**Job**
Would you pull out every line of the material that contains the string "сдачу"?

**Records for the exercise**

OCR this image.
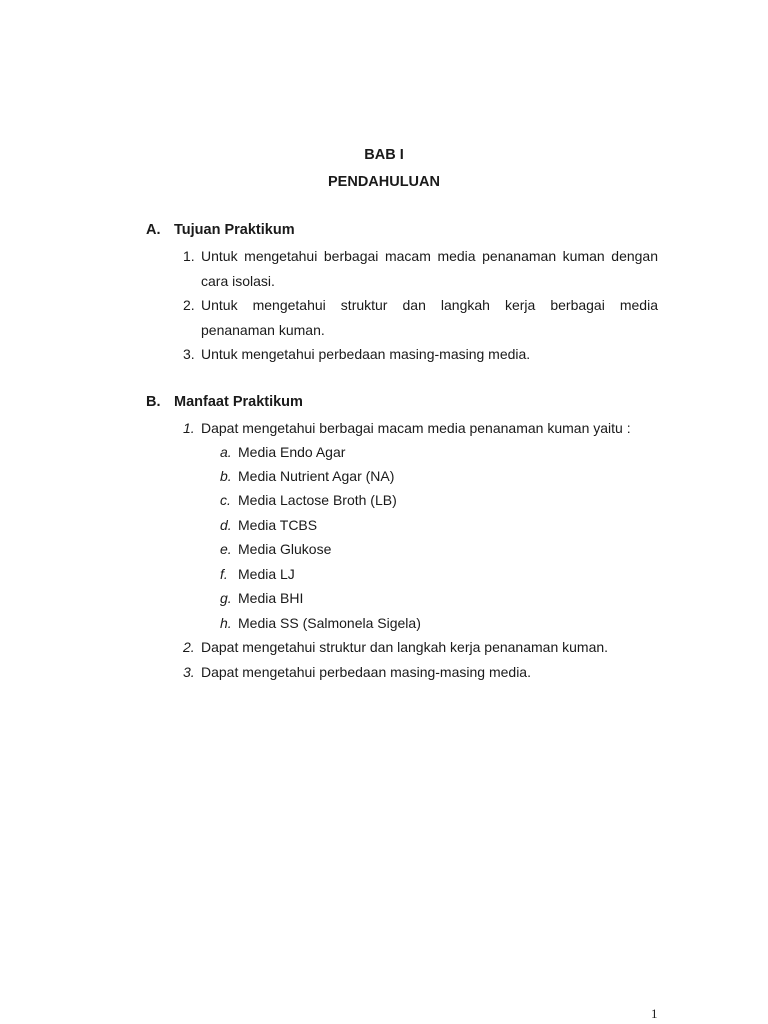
BAB I
PENDAHULUAN
A. Tujuan Praktikum
1. Untuk mengetahui berbagai macam media penanaman kuman dengan
cara isolasi.
2. Untuk mengetahui struktur dan langkah kerja berbagai media
penanaman kuman.
3. Untuk mengetahui perbedaan masing-masing media.
B. Manfaat Praktikum
1. Dapat mengetahui berbagai macam media penanaman kuman yaitu :
a. Media Endo Agar
b. Media Nutrient Agar (NA)
c. Media Lactose Broth (LB)
d. Media TCBS
e. Media Glukose
f. Media LJ
g. Media BHI
h. Media SS (Salmonela Sigela)
2. Dapat mengetahui struktur dan langkah kerja penanaman kuman.
3. Dapat mengetahui perbedaan masing-masing media.
1
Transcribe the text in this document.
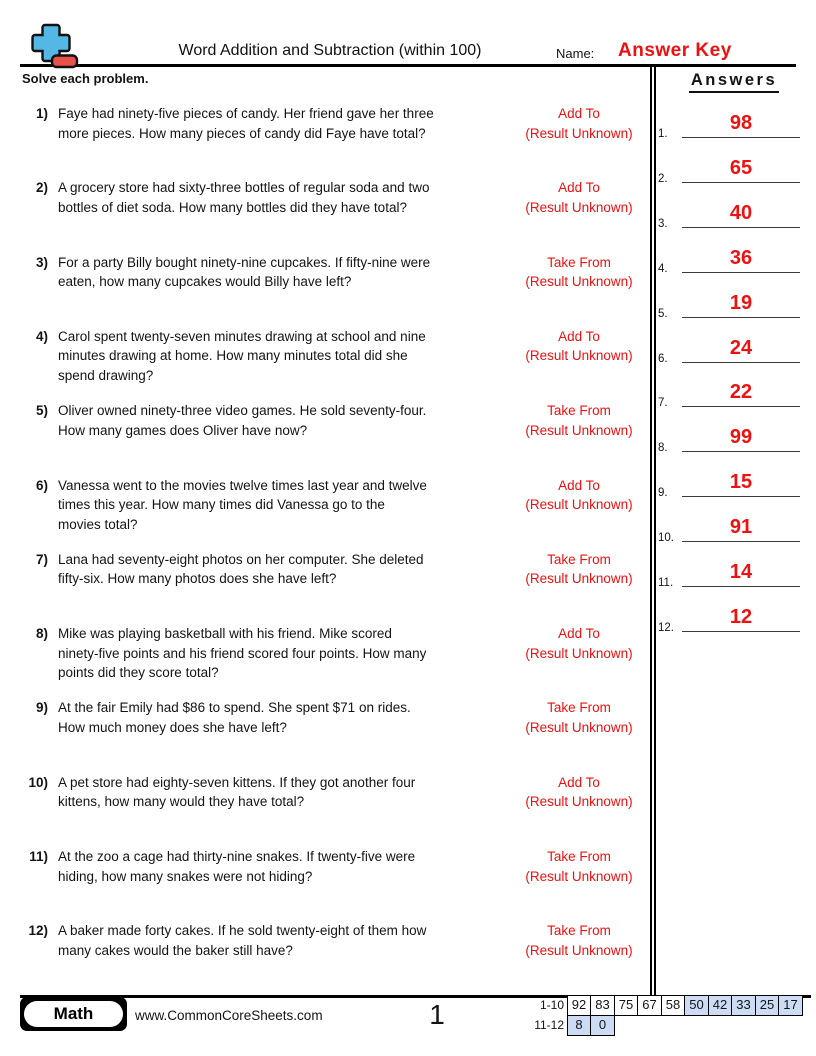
Word Addition and Subtraction (within 100)	Name: Answer Key
Solve each problem.	Answers
1.	98
2.	65
3.	40
4.	36
5.	19
6.	24
7.	22
8.	99
9.	15
10.	91
11.	14
12.	12
1) Faye had ninety-five pieces of candy. Her friend gave her three
more pieces. How many pieces of candy did Faye have total?
Add To
(Result Unknown)
2) A grocery store had sixty-three bottles of regular soda and two
bottles of diet soda. How many bottles did they have total?
Add To
(Result Unknown)
3) For a party Billy bought ninety-nine cupcakes. If fifty-nine were
eaten, how many cupcakes would Billy have left?
Take From
(Result Unknown)
4) Carol spent twenty-seven minutes drawing at school and nine
minutes drawing at home. How many minutes total did she
spend drawing?
Add To
(Result Unknown)
5) Oliver owned ninety-three video games. He sold seventy-four.
How many games does Oliver have now?
Take From
(Result Unknown)
6) Vanessa went to the movies twelve times last year and twelve
times this year. How many times did Vanessa go to the
movies total?
Add To
(Result Unknown)
7) Lana had seventy-eight photos on her computer. She deleted
fifty-six. How many photos does she have left?
Take From
(Result Unknown)
8) Mike was playing basketball with his friend. Mike scored
ninety-five points and his friend scored four points. How many
points did they score total?
Add To
(Result Unknown)
9) At the fair Emily had $86 to spend. She spent $71 on rides.
How much money does she have left?
Take From
(Result Unknown)
10) A pet store had eighty-seven kittens. If they got another four
kittens, how many would they have total?
Add To
(Result Unknown)
11) At the zoo a cage had thirty-nine snakes. If twenty-five were
hiding, how many snakes were not hiding?
Take From
(Result Unknown)
12) A baker made forty cakes. If he sold twenty-eight of them how
many cakes would the baker still have?
Take From
(Result Unknown)
Math	www.CommonCoreSheets.com	1	1-10 92 83 75 67 58 50 42 33 25 17
11-12 8	0
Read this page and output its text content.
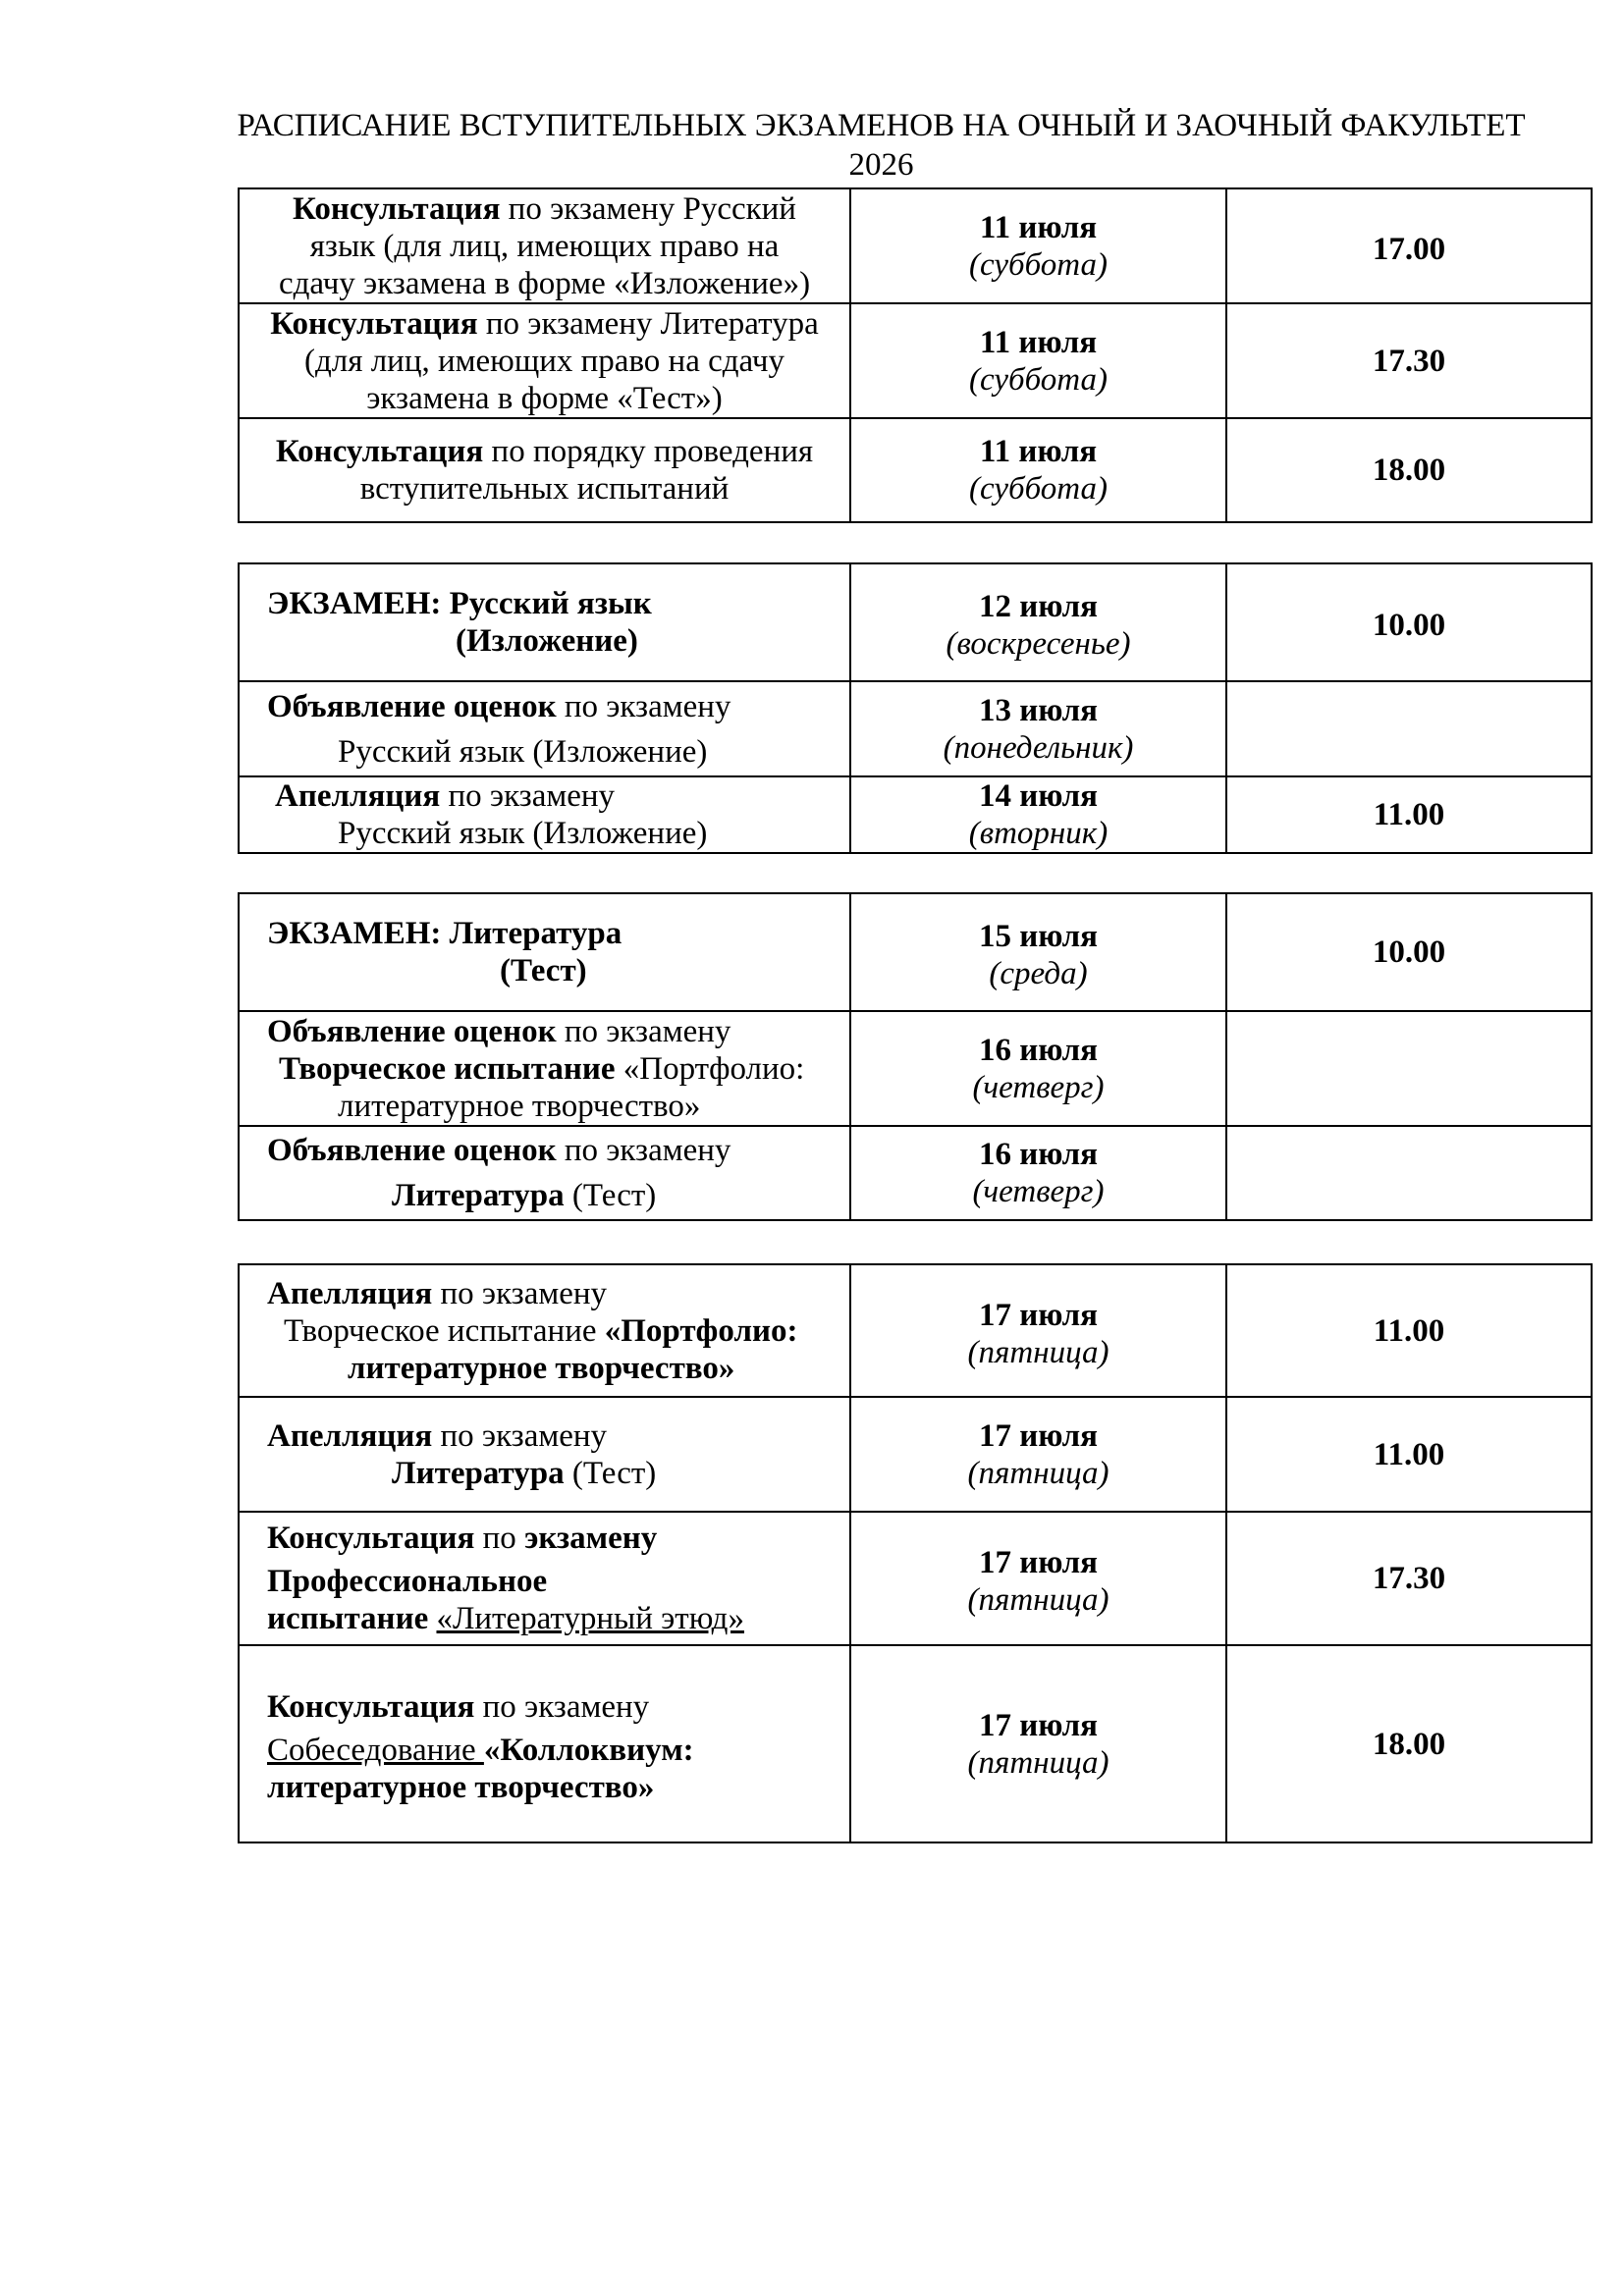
РАСПИСАНИЕ ВСТУПИТЕЛЬНЫХ ЭКЗАМЕНОВ НА ОЧНЫЙ И ЗАОЧНЫЙ ФАКУЛЬТЕТ
2026
Консультация по экзамену Русский
язык (для лиц, имеющих право на
сдачу экзамена в форме «Изложение»)	11 июля
(суббота)	17.00
Консультация по экзамену Литература
(для лиц, имеющих право на сдачу
экзамена в форме «Тест»)	11 июля
(суббота)	17.30
Консультация по порядку проведения
вступительных испытаний	11 июля
(суббота)	18.00
ЭКЗАМЕН: Русский язык
(Изложение)	12 июля
(воскресенье)	10.00

Объявление оценок по экзамену
Русский язык (Изложение)	13 июля
(понедельник)	

Апелляция по экзамену
Русский язык (Изложение)	14 июля
(вторник)	11.00
ЭКЗАМЕН: Литература
(Тест)	15 июля
(среда)	10.00

Объявление оценок по экзамену
Творческое испытание «Портфолио:
литературное творчество»	16 июля
(четверг)	

Объявление оценок по экзамену
Литература (Тест)	16 июля
(четверг)	

Апелляция по экзамену
Творческое испытание «Портфолио:
литературное творчество»	17 июля
(пятница)	11.00

Апелляция по экзамену
Литература (Тест)	17 июля
(пятница)	11.00

Консультация по экзамену
Профессиональное
испытание «Литературный этюд»	17 июля
(пятница)	17.30

Консультация по экзамену
Собеседование «Коллоквиум:
литературное творчество»	17 июля
(пятница)	18.00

**Response for this exercise**
сдачу экзамена в форме «Изложение»)	11 июля
(для лиц, имеющих право на сдачу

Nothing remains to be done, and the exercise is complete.